* begin Task material *

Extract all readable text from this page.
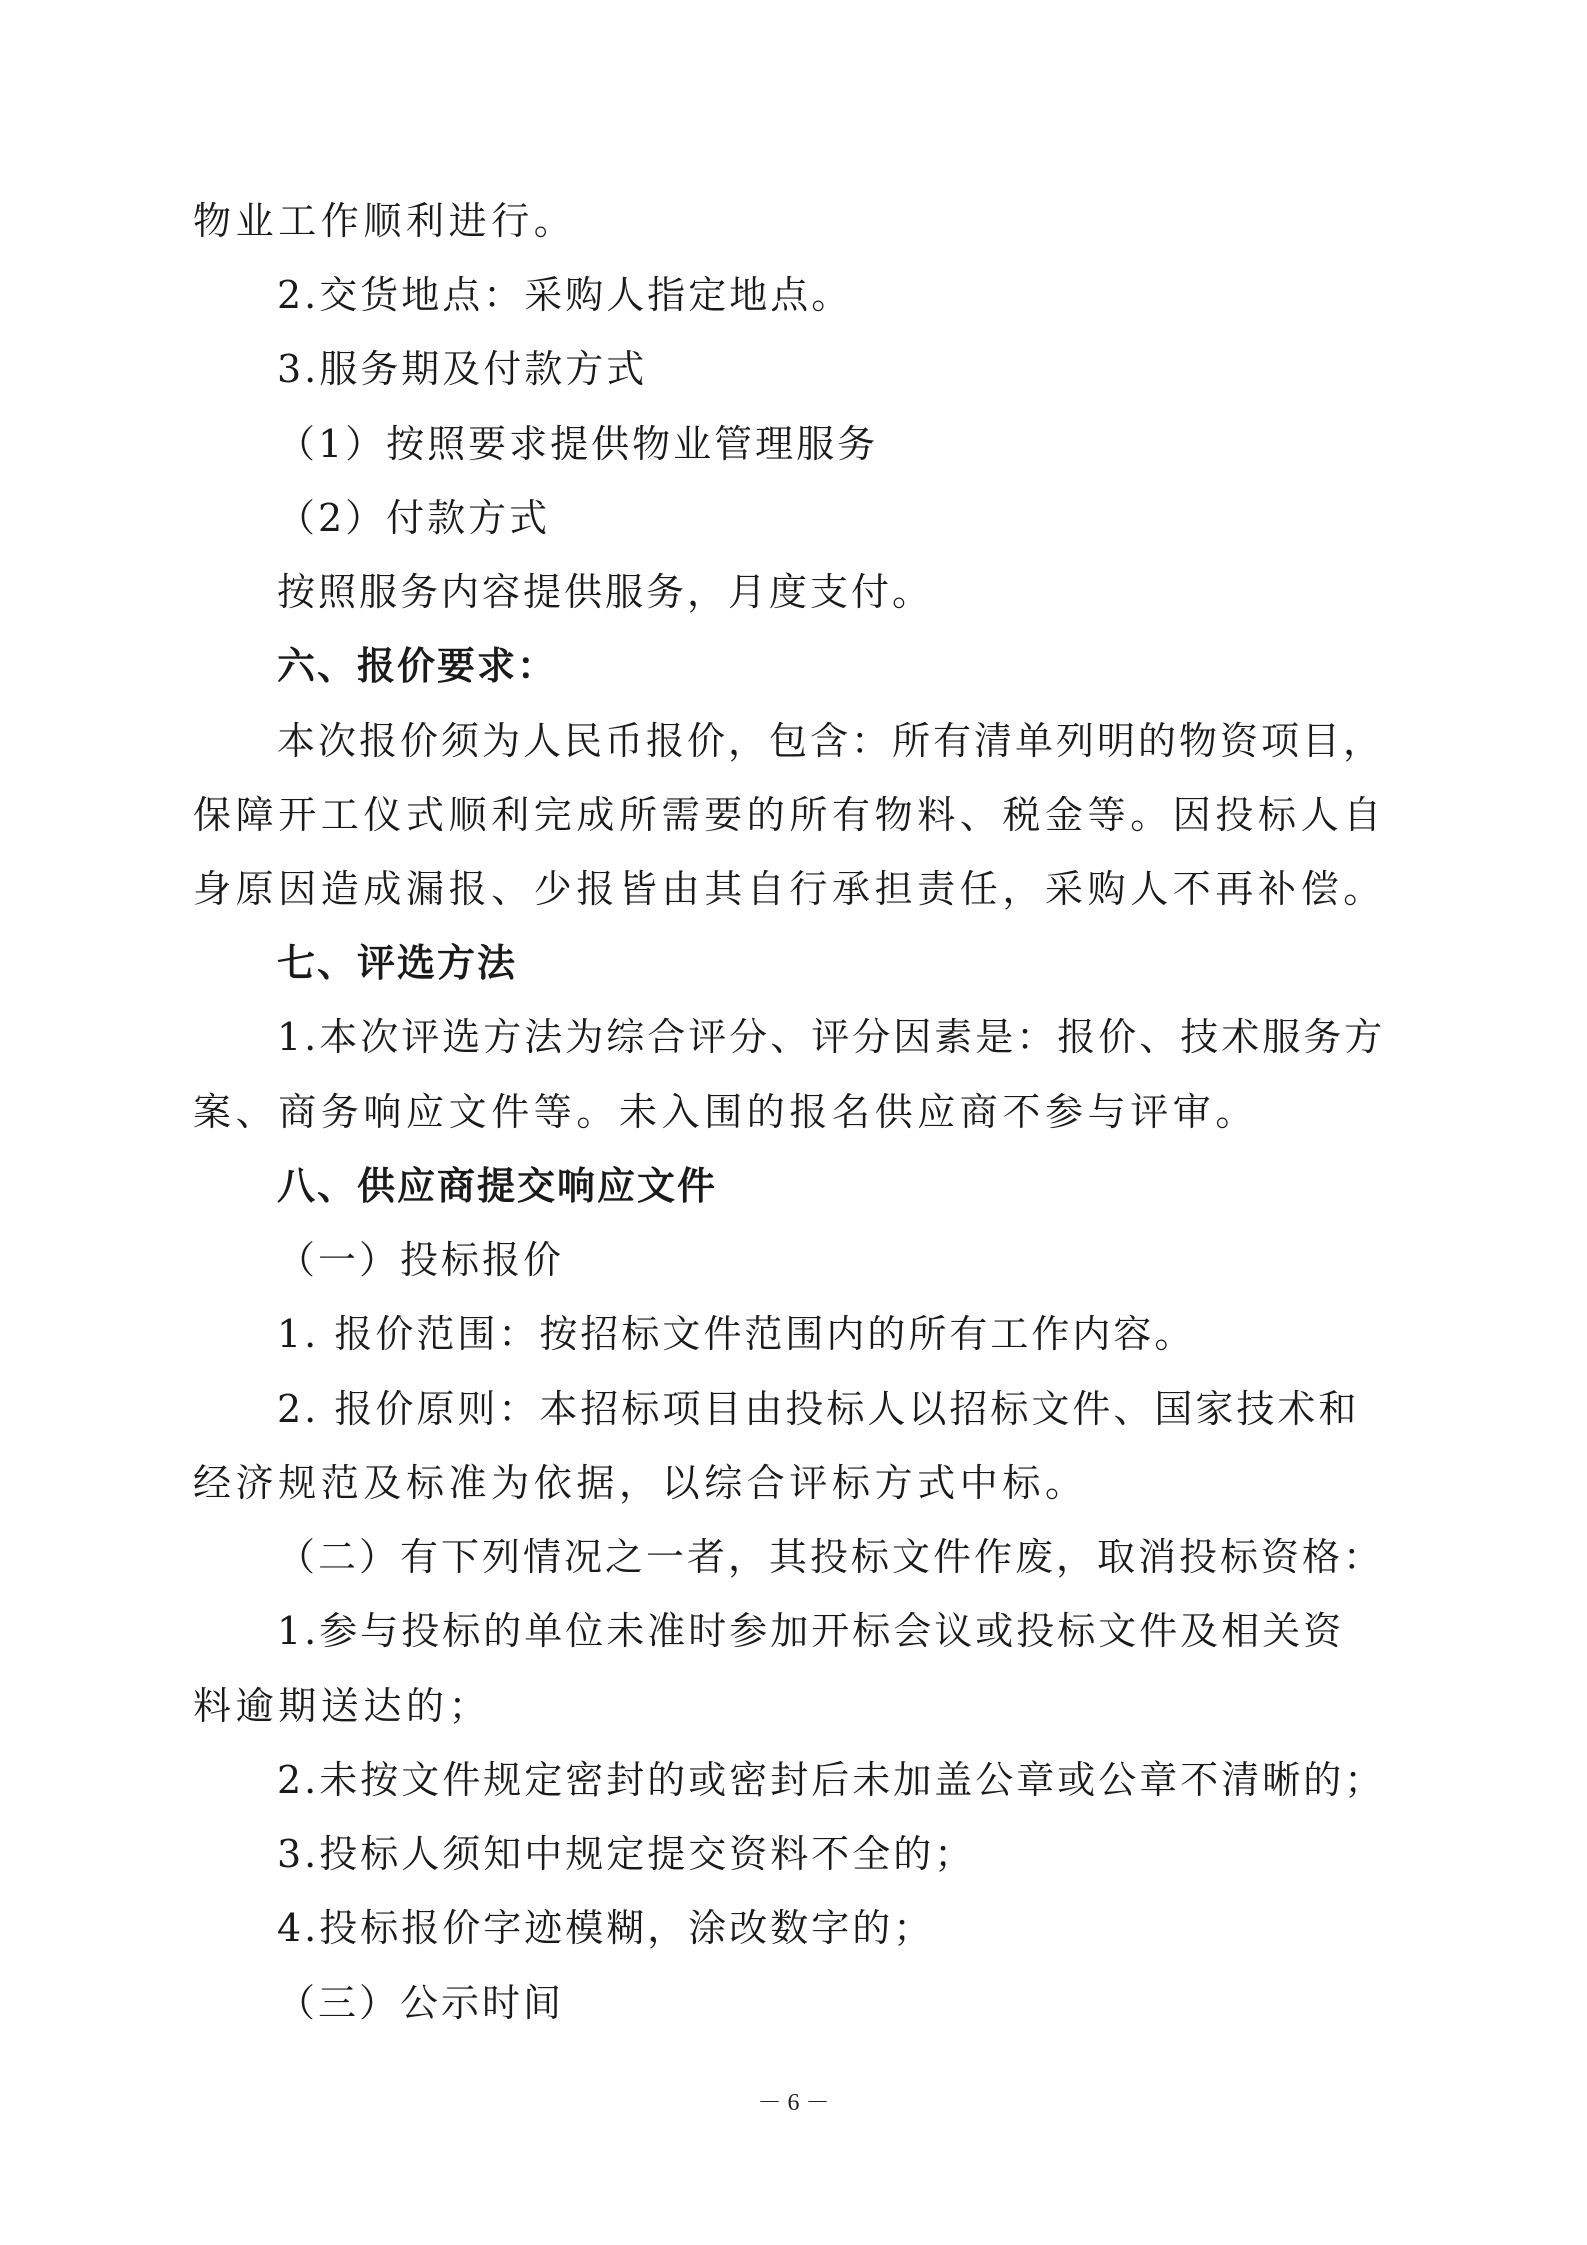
物业工作顺利进行。
2.交货地点：采购人指定地点。
3.服务期及付款方式
（1）按照要求提供物业管理服务
（2）付款方式
按照服务内容提供服务，月度支付。
六、报价要求：
本次报价须为人民币报价，包含：所有清单列明的物资项目，
保障开工仪式顺利完成所需要的所有物料、税金等。因投标人自
身原因造成漏报、少报皆由其自行承担责任，采购人不再补偿。
七、评选方法
1.本次评选方法为综合评分、评分因素是：报价、技术服务方
案、商务响应文件等。未入围的报名供应商不参与评审。
八、供应商提交响应文件
（一）投标报价
1. 报价范围：按招标文件范围内的所有工作内容。
2. 报价原则：本招标项目由投标人以招标文件、国家技术和
经济规范及标准为依据，以综合评标方式中标。
（二）有下列情况之一者，其投标文件作废，取消投标资格：
1.参与投标的单位未准时参加开标会议或投标文件及相关资
料逾期送达的；
2.未按文件规定密封的或密封后未加盖公章或公章不清晰的；
3.投标人须知中规定提交资料不全的；
4.投标报价字迹模糊，涂改数字的；
（三）公示时间
－ 6 －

* end Task material *

Instruction →
Retype all entries exactly as they appear, dropping the images.

Solution →
Extract all readable text from this page.
物业工作顺利进行。
2.交货地点：采购人指定地点。
3.服务期及付款方式
（1）按照要求提供物业管理服务
（2）付款方式
按照服务内容提供服务，月度支付。
六、报价要求：
本次报价须为人民币报价，包含：所有清单列明的物资项目，
保障开工仪式顺利完成所需要的所有物料、税金等。因投标人自
身原因造成漏报、少报皆由其自行承担责任，采购人不再补偿。
七、评选方法
1.本次评选方法为综合评分、评分因素是：报价、技术服务方
案、商务响应文件等。未入围的报名供应商不参与评审。
八、供应商提交响应文件
（一）投标报价
1. 报价范围：按招标文件范围内的所有工作内容。
2. 报价原则：本招标项目由投标人以招标文件、国家技术和
经济规范及标准为依据，以综合评标方式中标。
（二）有下列情况之一者，其投标文件作废，取消投标资格：
1.参与投标的单位未准时参加开标会议或投标文件及相关资
料逾期送达的；
2.未按文件规定密封的或密封后未加盖公章或公章不清晰的；
3.投标人须知中规定提交资料不全的；
4.投标报价字迹模糊，涂改数字的；
（三）公示时间
－ 6 －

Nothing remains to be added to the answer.